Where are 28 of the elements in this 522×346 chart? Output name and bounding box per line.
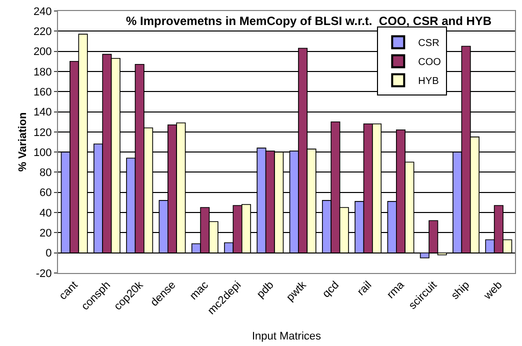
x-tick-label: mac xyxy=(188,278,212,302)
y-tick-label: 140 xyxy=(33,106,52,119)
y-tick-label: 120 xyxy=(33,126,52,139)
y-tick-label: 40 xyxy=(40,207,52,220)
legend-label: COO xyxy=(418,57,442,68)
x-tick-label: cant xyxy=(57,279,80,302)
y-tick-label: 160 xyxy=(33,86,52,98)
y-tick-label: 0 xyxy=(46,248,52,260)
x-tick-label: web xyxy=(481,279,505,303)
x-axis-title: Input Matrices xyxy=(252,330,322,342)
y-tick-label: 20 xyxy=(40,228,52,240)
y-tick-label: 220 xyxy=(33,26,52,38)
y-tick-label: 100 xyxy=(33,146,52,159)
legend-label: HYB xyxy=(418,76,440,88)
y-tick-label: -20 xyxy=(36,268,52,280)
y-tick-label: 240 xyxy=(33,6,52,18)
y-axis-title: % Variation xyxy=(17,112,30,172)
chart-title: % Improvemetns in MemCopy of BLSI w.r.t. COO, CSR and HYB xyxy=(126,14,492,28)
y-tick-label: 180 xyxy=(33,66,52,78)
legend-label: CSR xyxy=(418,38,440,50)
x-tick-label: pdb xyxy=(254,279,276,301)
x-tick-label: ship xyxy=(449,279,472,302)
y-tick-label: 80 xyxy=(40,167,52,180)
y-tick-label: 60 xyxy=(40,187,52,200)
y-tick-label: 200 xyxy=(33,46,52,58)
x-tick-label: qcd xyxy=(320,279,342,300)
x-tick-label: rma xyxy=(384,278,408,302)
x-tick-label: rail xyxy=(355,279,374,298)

* * *

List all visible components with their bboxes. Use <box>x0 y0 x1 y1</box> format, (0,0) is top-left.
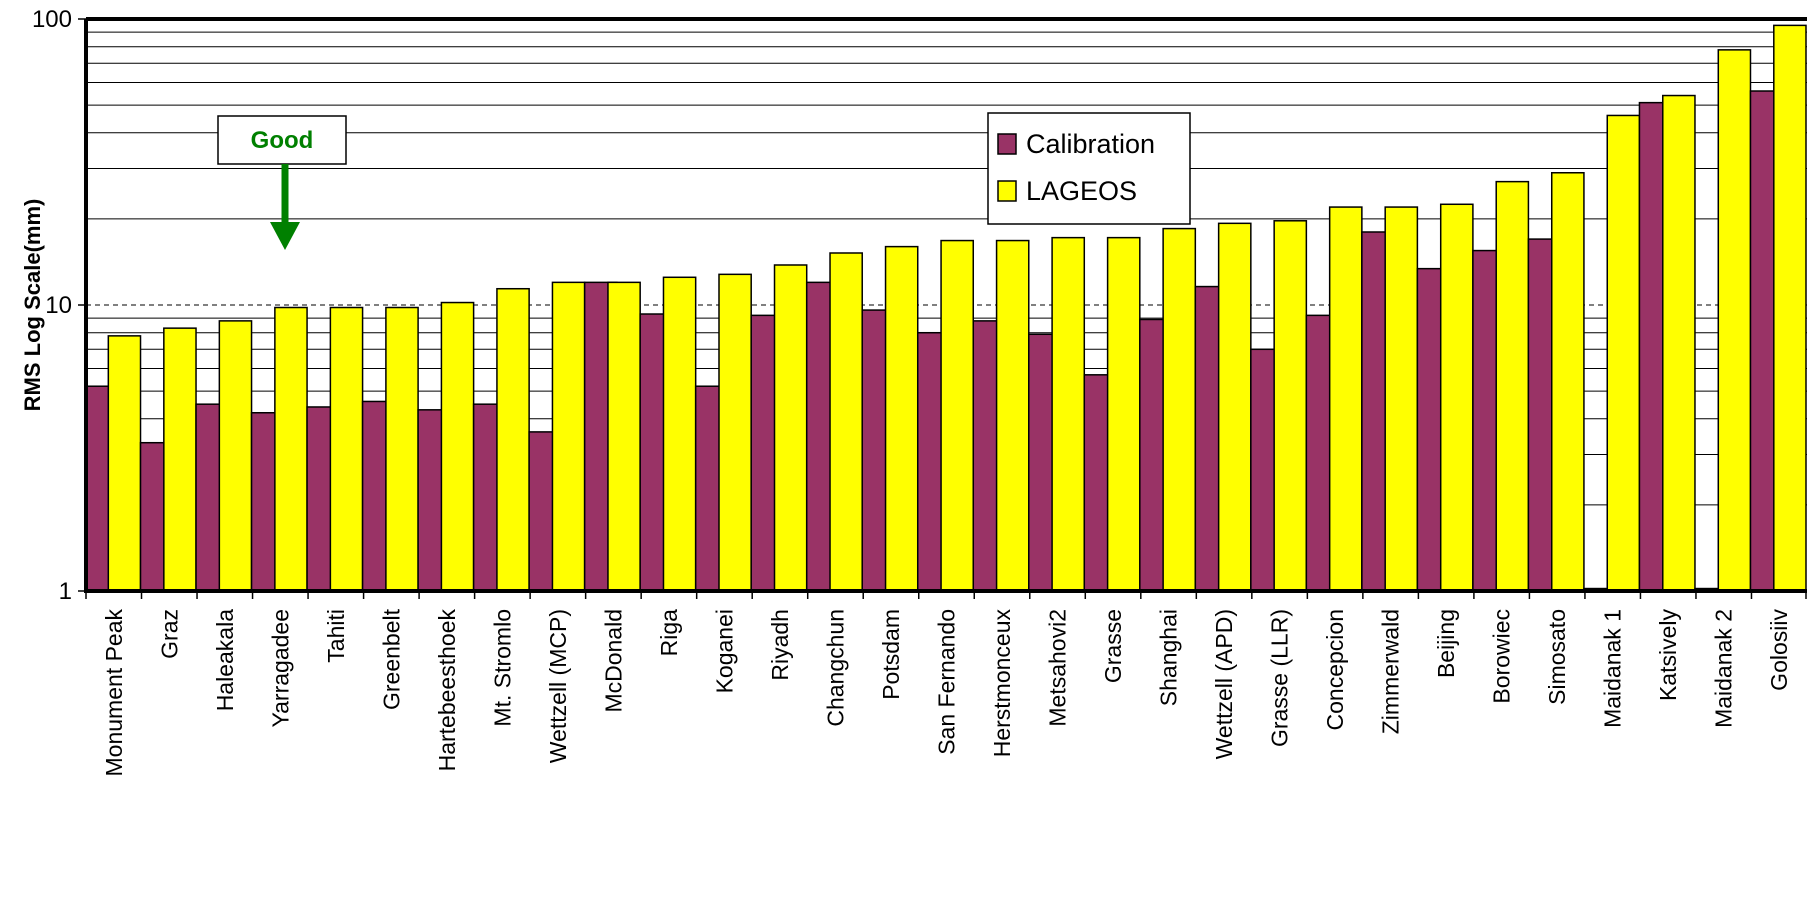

_SHORT PROBLEM_
Reproduce the material word for word, beginning at the line that contains "Where are 28" and stopping after the line that contains "x-tick-label: web xyxy=(481,279,505,303)". Leave the picture out of your answer.

_SOLUTION TO THE EXERCISE_
Where are 28 of the elements in this 522×346 chart? Output name and bounding box per line.
x-tick-label: mac xyxy=(188,278,212,302)
y-tick-label: 140 xyxy=(33,106,52,119)
y-tick-label: 120 xyxy=(33,126,52,139)
y-tick-label: 40 xyxy=(40,207,52,220)
legend-label: COO xyxy=(418,57,442,68)
x-tick-label: cant xyxy=(57,279,80,302)
y-tick-label: 160 xyxy=(33,86,52,98)
y-tick-label: 0 xyxy=(46,248,52,260)
x-tick-label: web xyxy=(481,279,505,303)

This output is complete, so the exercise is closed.